Task details => Locate each line below that includes "Johns" and reproduce it.

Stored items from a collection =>
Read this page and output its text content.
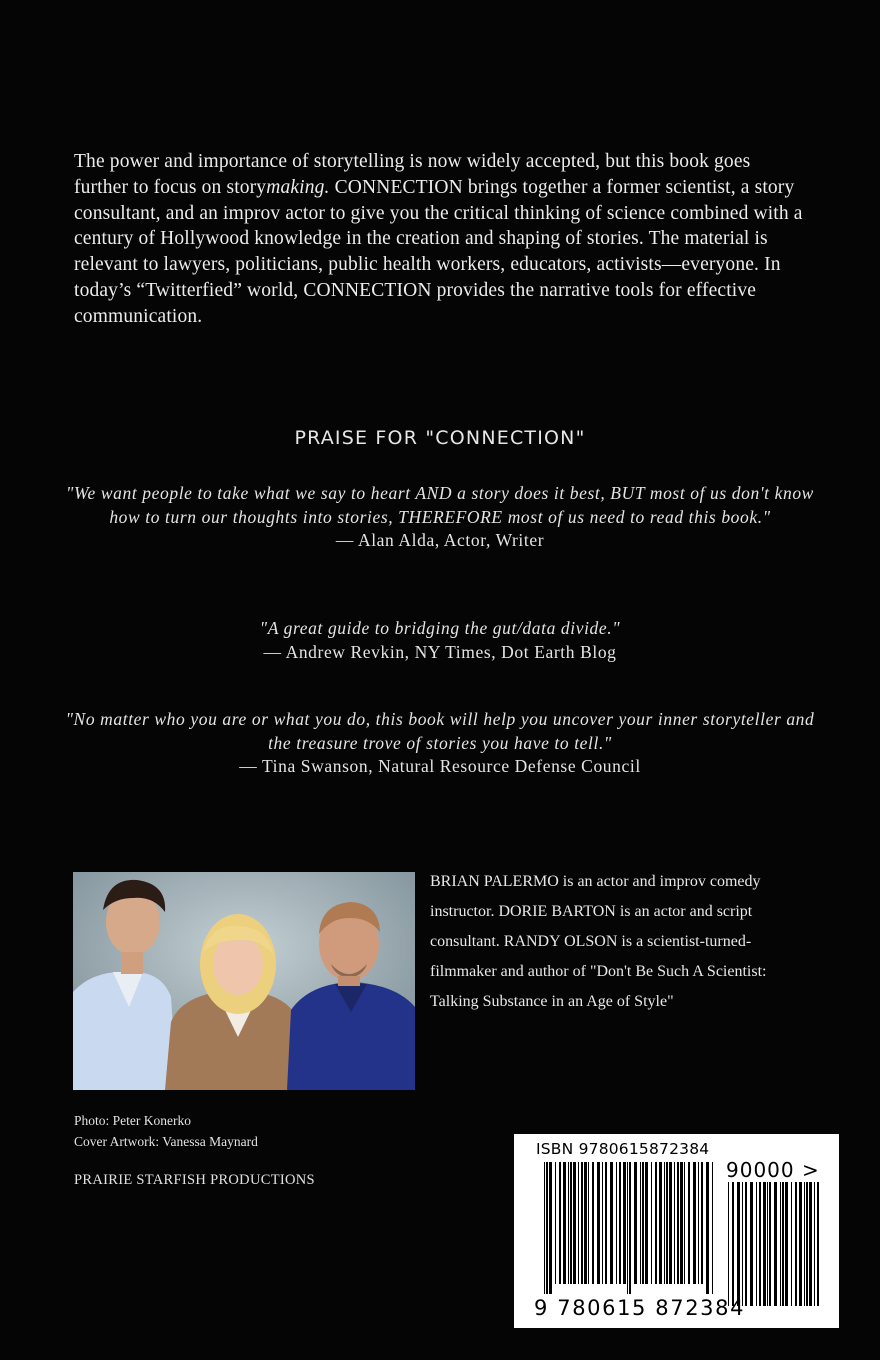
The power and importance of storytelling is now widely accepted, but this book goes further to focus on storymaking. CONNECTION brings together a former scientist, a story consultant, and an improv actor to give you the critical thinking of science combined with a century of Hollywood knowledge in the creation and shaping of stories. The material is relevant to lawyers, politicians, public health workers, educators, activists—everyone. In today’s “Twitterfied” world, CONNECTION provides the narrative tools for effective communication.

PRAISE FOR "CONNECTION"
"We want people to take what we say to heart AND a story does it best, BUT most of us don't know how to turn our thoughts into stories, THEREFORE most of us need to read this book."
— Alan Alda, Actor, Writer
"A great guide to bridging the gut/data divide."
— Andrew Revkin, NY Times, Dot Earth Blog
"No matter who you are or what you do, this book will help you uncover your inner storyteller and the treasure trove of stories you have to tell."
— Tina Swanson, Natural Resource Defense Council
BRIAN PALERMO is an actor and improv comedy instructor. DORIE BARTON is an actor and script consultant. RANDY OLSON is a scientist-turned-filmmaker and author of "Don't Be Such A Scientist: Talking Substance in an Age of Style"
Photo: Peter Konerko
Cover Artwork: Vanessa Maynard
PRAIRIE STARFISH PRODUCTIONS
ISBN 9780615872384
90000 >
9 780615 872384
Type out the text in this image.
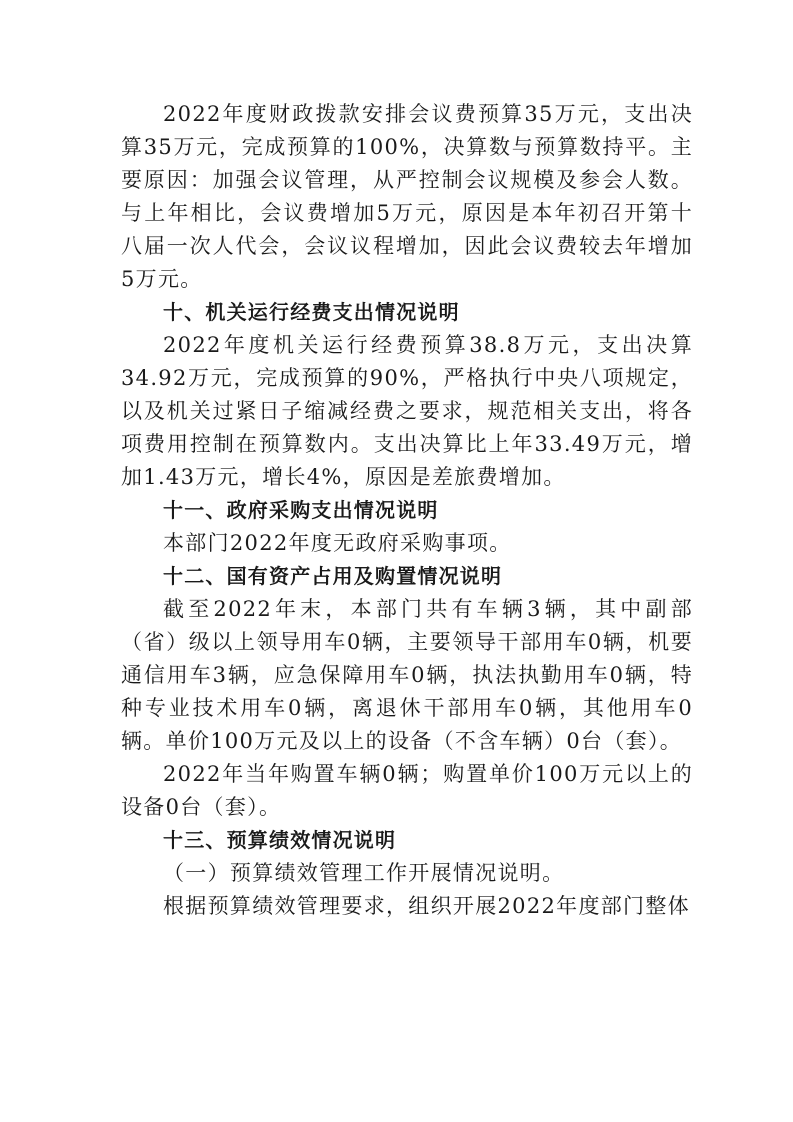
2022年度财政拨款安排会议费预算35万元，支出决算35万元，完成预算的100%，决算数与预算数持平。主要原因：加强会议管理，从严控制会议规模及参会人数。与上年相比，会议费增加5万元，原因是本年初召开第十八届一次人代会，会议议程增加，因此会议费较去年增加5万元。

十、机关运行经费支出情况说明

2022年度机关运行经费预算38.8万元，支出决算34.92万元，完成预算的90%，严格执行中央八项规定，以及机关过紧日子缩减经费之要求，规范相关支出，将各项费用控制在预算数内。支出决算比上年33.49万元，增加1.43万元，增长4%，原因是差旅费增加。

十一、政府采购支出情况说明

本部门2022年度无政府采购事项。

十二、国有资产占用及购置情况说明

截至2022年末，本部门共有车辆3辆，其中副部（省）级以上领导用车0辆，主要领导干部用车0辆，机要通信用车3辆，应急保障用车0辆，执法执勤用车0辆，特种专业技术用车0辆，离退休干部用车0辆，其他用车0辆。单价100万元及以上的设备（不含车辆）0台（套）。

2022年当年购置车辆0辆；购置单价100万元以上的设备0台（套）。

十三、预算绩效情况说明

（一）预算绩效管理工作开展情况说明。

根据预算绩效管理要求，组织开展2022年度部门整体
--
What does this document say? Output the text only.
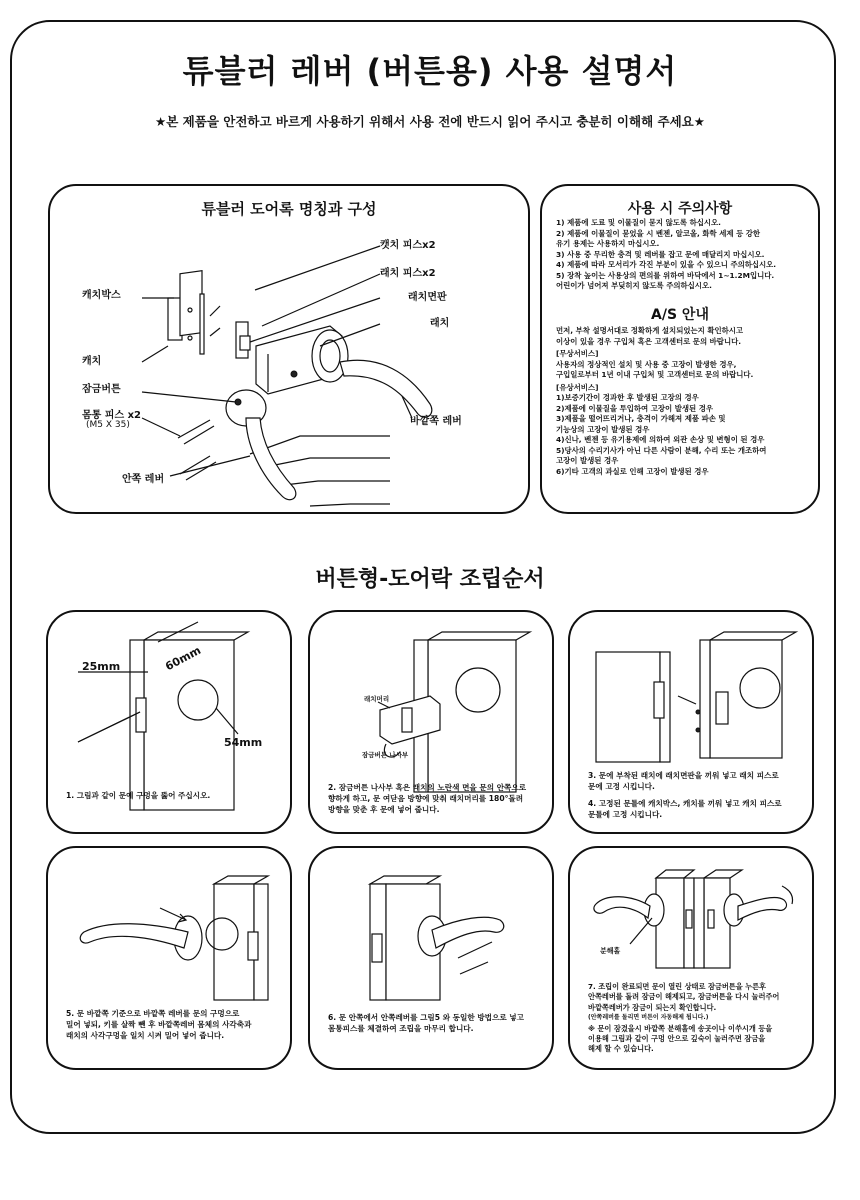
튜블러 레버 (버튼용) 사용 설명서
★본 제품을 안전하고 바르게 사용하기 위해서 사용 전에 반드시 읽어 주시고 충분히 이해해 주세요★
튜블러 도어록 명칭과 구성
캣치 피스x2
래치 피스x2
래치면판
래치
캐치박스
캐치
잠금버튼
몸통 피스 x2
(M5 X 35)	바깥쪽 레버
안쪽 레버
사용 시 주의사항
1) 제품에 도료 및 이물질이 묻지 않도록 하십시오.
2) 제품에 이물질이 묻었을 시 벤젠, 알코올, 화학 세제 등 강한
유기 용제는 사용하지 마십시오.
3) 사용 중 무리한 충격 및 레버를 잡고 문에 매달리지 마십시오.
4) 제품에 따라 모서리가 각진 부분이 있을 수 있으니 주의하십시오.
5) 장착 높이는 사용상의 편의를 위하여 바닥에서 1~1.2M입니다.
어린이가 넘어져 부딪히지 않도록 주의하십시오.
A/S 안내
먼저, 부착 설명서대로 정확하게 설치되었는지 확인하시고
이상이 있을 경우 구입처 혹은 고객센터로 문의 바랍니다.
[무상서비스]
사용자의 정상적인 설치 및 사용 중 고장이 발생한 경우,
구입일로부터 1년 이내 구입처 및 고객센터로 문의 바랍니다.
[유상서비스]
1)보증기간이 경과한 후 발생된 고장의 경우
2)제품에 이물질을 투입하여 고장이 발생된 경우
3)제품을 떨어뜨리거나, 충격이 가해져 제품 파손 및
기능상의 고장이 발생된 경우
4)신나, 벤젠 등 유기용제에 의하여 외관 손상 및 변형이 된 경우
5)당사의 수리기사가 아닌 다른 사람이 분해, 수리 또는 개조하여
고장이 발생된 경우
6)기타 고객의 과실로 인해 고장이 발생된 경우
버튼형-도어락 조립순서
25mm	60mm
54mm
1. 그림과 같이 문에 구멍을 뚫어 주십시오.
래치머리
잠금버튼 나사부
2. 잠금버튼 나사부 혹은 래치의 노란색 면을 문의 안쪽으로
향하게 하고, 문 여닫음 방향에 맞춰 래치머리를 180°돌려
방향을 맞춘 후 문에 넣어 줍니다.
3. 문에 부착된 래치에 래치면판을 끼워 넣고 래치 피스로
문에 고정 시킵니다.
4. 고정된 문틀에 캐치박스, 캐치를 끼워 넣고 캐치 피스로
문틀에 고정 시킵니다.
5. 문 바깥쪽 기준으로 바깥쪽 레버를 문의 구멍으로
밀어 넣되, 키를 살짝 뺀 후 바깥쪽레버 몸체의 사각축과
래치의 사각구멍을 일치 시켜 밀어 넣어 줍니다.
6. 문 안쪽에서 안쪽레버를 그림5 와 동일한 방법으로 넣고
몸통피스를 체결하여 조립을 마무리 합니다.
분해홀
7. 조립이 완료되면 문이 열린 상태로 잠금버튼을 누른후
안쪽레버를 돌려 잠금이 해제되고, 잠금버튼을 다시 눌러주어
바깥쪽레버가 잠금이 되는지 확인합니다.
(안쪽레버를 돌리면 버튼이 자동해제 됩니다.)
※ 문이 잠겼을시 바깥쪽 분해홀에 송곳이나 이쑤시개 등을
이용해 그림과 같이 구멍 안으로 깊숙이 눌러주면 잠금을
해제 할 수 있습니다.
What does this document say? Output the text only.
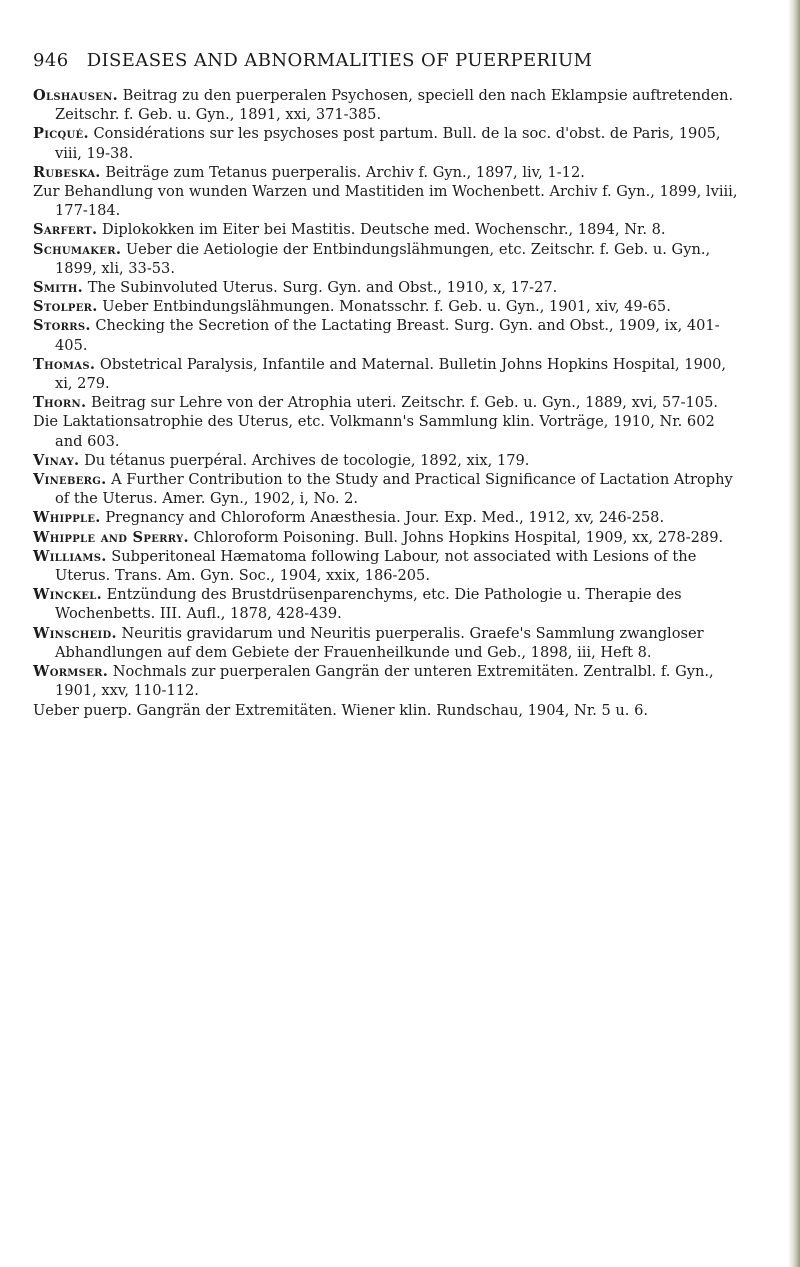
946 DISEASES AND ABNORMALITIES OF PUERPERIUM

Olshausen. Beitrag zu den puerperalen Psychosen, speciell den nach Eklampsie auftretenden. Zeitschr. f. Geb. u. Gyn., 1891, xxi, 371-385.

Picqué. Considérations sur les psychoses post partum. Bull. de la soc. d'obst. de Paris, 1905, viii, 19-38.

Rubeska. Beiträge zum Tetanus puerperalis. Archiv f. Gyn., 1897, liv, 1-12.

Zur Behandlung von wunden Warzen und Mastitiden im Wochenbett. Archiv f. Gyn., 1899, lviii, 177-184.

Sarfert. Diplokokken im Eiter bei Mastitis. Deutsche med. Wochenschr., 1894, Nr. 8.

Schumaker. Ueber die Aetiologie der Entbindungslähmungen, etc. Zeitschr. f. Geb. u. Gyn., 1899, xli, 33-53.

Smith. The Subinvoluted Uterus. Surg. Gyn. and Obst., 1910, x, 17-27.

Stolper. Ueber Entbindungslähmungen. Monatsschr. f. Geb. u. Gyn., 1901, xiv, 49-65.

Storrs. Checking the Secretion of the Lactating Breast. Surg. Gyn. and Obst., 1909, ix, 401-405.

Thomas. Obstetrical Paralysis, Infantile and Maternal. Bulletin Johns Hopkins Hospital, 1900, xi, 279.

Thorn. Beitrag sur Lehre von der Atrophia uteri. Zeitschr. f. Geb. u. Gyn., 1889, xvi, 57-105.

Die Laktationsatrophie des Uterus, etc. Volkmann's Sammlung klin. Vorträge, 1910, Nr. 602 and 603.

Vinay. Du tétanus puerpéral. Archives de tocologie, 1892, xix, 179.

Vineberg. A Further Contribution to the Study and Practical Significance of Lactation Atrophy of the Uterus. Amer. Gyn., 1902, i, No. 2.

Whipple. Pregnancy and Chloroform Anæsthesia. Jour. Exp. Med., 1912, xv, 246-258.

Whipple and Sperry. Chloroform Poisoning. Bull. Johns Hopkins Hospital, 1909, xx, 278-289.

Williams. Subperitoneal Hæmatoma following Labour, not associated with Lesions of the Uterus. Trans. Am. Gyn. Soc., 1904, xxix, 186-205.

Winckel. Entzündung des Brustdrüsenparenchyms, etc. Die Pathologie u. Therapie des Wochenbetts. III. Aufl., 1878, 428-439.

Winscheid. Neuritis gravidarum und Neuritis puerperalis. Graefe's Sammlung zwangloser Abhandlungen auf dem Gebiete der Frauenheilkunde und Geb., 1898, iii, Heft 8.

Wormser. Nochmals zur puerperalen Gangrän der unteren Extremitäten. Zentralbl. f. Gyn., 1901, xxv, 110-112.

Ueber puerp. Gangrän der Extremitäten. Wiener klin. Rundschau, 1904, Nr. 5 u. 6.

Solution =>
Thomas. Obstetrical Paralysis, Infantile and Maternal. Bulletin Johns Hopkins Hospital, 1900, xi, 279.
Whipple and Sperry. Chloroform Poisoning. Bull. Johns Hopkins Hospital, 1909, xx, 278-289.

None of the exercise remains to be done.